▶ **Work instructions**:
Take each line containing "пожарных" and report it exactly as written.

Saved data entries:
::::::::::
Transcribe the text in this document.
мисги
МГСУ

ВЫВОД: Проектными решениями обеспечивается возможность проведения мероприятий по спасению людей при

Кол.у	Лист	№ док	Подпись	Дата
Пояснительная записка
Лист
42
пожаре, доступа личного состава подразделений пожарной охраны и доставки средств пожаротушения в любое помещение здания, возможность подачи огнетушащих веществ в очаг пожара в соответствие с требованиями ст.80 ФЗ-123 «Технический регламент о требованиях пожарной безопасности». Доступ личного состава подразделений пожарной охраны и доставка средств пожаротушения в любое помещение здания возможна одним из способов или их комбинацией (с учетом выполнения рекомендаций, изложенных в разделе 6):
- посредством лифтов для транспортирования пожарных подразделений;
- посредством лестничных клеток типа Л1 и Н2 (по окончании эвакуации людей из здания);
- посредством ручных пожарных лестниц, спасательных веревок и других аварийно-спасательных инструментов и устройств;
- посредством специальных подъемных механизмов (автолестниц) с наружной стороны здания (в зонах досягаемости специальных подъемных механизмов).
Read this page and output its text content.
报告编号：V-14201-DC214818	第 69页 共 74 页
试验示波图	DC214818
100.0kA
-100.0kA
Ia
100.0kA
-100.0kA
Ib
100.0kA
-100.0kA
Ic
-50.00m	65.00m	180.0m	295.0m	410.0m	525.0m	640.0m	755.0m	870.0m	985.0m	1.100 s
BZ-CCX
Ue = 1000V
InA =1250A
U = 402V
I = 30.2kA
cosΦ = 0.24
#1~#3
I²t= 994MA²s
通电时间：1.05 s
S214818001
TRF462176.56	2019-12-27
::::::::::
▶ **Full answer**:
- посредством лифтов для транспортирования пожарных подразделений;
- посредством ручных пожарных лестниц, спасательных веревок и других аварийно-спасательных инструментов и устройств;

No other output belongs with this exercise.